SOURCE RECORDS -

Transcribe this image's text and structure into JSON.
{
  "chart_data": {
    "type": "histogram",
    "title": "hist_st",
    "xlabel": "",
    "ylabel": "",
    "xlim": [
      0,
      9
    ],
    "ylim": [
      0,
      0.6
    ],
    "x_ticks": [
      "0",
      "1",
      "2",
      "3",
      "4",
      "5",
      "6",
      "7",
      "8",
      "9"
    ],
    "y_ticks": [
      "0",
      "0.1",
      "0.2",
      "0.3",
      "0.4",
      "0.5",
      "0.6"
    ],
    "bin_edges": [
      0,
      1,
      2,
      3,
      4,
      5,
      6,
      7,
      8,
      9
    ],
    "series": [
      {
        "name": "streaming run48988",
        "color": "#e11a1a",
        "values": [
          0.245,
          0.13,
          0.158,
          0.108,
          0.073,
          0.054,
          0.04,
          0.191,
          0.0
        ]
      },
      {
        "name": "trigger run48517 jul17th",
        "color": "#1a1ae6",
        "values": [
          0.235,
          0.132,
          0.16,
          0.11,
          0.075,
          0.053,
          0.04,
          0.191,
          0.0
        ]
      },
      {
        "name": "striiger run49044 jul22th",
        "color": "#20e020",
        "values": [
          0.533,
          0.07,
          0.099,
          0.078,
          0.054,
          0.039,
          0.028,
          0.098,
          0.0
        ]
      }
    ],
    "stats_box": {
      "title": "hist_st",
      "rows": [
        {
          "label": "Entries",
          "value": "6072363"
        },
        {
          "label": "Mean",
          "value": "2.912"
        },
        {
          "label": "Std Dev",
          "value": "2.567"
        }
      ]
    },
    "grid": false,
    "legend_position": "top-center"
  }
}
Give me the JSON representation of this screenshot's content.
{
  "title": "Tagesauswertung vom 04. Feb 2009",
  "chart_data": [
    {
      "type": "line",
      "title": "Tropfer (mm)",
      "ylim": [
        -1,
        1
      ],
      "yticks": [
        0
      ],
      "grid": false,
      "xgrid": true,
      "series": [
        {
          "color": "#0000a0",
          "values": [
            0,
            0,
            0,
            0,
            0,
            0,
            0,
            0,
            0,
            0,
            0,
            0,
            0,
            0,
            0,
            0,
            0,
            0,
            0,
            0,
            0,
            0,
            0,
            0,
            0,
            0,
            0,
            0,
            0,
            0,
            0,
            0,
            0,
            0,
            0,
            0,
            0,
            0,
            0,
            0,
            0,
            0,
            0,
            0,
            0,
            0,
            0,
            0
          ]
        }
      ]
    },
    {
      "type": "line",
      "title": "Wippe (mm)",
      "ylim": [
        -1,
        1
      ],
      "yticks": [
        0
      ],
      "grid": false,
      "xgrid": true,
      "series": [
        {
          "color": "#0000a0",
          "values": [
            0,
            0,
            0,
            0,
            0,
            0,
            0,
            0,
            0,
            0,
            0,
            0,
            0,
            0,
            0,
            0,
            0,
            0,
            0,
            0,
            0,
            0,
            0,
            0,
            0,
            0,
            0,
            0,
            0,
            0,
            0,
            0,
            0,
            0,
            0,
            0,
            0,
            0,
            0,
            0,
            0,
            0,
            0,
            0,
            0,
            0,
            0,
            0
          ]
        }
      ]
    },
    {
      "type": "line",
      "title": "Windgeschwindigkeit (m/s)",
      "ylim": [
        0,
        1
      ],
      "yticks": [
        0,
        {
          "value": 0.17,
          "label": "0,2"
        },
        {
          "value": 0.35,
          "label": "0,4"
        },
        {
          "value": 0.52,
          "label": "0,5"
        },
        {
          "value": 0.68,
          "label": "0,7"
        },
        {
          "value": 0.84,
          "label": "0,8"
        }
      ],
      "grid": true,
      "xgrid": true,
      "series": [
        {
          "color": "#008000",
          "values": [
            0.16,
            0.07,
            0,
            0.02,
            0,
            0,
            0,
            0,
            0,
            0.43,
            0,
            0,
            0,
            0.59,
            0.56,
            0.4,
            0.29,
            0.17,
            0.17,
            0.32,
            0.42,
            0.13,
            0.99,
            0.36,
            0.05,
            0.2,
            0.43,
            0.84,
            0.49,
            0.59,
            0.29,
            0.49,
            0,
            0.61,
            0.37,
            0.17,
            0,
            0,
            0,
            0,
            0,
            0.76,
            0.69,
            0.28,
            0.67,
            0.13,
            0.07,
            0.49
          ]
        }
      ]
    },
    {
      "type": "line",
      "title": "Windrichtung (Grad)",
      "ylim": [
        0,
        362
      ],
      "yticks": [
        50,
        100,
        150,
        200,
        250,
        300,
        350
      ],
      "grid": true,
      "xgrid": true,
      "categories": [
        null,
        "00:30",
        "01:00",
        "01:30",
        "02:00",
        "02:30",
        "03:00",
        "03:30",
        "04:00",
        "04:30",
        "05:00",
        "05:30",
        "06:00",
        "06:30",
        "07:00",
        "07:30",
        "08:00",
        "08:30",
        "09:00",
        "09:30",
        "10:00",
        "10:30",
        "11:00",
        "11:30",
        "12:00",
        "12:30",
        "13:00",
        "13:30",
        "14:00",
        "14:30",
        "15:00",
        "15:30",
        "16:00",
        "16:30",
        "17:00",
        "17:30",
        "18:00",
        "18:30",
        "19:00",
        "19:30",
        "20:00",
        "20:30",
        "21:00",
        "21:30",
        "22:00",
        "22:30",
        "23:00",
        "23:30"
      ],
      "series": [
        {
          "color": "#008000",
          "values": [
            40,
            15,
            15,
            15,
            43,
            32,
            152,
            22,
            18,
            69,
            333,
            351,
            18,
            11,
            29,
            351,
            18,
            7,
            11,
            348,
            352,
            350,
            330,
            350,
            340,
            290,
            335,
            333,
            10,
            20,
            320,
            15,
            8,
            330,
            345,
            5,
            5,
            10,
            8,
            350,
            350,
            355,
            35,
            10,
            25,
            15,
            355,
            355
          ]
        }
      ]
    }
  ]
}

TASK BRIEF - Each of the records should be retyped exactly.

COMPLETE ANSWER -
Transcribe this image's text and structure into JSON.
{
  "chart_data": {
    "type": "histogram",
    "title": "hist_st",
    "xlabel": "",
    "ylabel": "",
    "xlim": [
      0,
      9
    ],
    "ylim": [
      0,
      0.6
    ],
    "x_ticks": [
      "0",
      "1",
      "2",
      "3",
      "4",
      "5",
      "6",
      "7",
      "8",
      "9"
    ],
    "y_ticks": [
      "0",
      "0.1",
      "0.2",
      "0.3",
      "0.4",
      "0.5",
      "0.6"
    ],
    "bin_edges": [
      0,
      1,
      2,
      3,
      4,
      5,
      6,
      7,
      8,
      9
    ],
    "series": [
      {
        "name": "streaming run48988",
        "color": "#e11a1a",
        "values": [
          0.245,
          0.13,
          0.158,
          0.108,
          0.073,
          0.054,
          0.04,
          0.191,
          0.0
        ]
      },
      {
        "name": "trigger run48517 jul17th",
        "color": "#1a1ae6",
        "values": [
          0.235,
          0.132,
          0.16,
          0.11,
          0.075,
          0.053,
          0.04,
          0.191,
          0.0
        ]
      },
      {
        "name": "striiger run49044 jul22th",
        "color": "#20e020",
        "values": [
          0.533,
          0.07,
          0.099,
          0.078,
          0.054,
          0.039,
          0.028,
          0.098,
          0.0
        ]
      }
    ],
    "stats_box": {
      "title": "hist_st",
      "rows": [
        {
          "label": "Entries",
          "value": "6072363"
        },
        {
          "label": "Mean",
          "value": "2.912"
        },
        {
          "label": "Std Dev",
          "value": "2.567"
        }
      ]
    },
    "grid": false,
    "legend_position": "top-center"
  }
}
Give me the JSON representation of this screenshot's content.
{
  "title": "Tagesauswertung vom 04. Feb 2009",
  "chart_data": [
    {
      "type": "line",
      "title": "Tropfer (mm)",
      "ylim": [
        -1,
        1
      ],
      "yticks": [
        0
      ],
      "grid": false,
      "xgrid": true,
      "series": [
        {
          "color": "#0000a0",
          "values": [
            0,
            0,
            0,
            0,
            0,
            0,
            0,
            0,
            0,
            0,
            0,
            0,
            0,
            0,
            0,
            0,
            0,
            0,
            0,
            0,
            0,
            0,
            0,
            0,
            0,
            0,
            0,
            0,
            0,
            0,
            0,
            0,
            0,
            0,
            0,
            0,
            0,
            0,
            0,
            0,
            0,
            0,
            0,
            0,
            0,
            0,
            0,
            0
          ]
        }
      ]
    },
    {
      "type": "line",
      "title": "Wippe (mm)",
      "ylim": [
        -1,
        1
      ],
      "yticks": [
        0
      ],
      "grid": false,
      "xgrid": true,
      "series": [
        {
          "color": "#0000a0",
          "values": [
            0,
            0,
            0,
            0,
            0,
            0,
            0,
            0,
            0,
            0,
            0,
            0,
            0,
            0,
            0,
            0,
            0,
            0,
            0,
            0,
            0,
            0,
            0,
            0,
            0,
            0,
            0,
            0,
            0,
            0,
            0,
            0,
            0,
            0,
            0,
            0,
            0,
            0,
            0,
            0,
            0,
            0,
            0,
            0,
            0,
            0,
            0,
            0
          ]
        }
      ]
    },
    {
      "type": "line",
      "title": "Windgeschwindigkeit (m/s)",
      "ylim": [
        0,
        1
      ],
      "yticks": [
        0,
        {
          "value": 0.17,
          "label": "0,2"
        },
        {
          "value": 0.35,
          "label": "0,4"
        },
        {
          "value": 0.52,
          "label": "0,5"
        },
        {
          "value": 0.68,
          "label": "0,7"
        },
        {
          "value": 0.84,
          "label": "0,8"
        }
      ],
      "grid": true,
      "xgrid": true,
      "series": [
        {
          "color": "#008000",
          "values": [
            0.16,
            0.07,
            0,
            0.02,
            0,
            0,
            0,
            0,
            0,
            0.43,
            0,
            0,
            0,
            0.59,
            0.56,
            0.4,
            0.29,
            0.17,
            0.17,
            0.32,
            0.42,
            0.13,
            0.99,
            0.36,
            0.05,
            0.2,
            0.43,
            0.84,
            0.49,
            0.59,
            0.29,
            0.49,
            0,
            0.61,
            0.37,
            0.17,
            0,
            0,
            0,
            0,
            0,
            0.76,
            0.69,
            0.28,
            0.67,
            0.13,
            0.07,
            0.49
          ]
        }
      ]
    },
    {
      "type": "line",
      "title": "Windrichtung (Grad)",
      "ylim": [
        0,
        362
      ],
      "yticks": [
        50,
        100,
        150,
        200,
        250,
        300,
        350
      ],
      "grid": true,
      "xgrid": true,
      "categories": [
        null,
        "00:30",
        "01:00",
        "01:30",
        "02:00",
        "02:30",
        "03:00",
        "03:30",
        "04:00",
        "04:30",
        "05:00",
        "05:30",
        "06:00",
        "06:30",
        "07:00",
        "07:30",
        "08:00",
        "08:30",
        "09:00",
        "09:30",
        "10:00",
        "10:30",
        "11:00",
        "11:30",
        "12:00",
        "12:30",
        "13:00",
        "13:30",
        "14:00",
        "14:30",
        "15:00",
        "15:30",
        "16:00",
        "16:30",
        "17:00",
        "17:30",
        "18:00",
        "18:30",
        "19:00",
        "19:30",
        "20:00",
        "20:30",
        "21:00",
        "21:30",
        "22:00",
        "22:30",
        "23:00",
        "23:30"
      ],
      "series": [
        {
          "color": "#008000",
          "values": [
            40,
            15,
            15,
            15,
            43,
            32,
            152,
            22,
            18,
            69,
            333,
            351,
            18,
            11,
            29,
            351,
            18,
            7,
            11,
            348,
            352,
            350,
            330,
            350,
            340,
            290,
            335,
            333,
            10,
            20,
            320,
            15,
            8,
            330,
            345,
            5,
            5,
            10,
            8,
            350,
            350,
            355,
            35,
            10,
            25,
            15,
            355,
            355
          ]
        }
      ]
    }
  ]
}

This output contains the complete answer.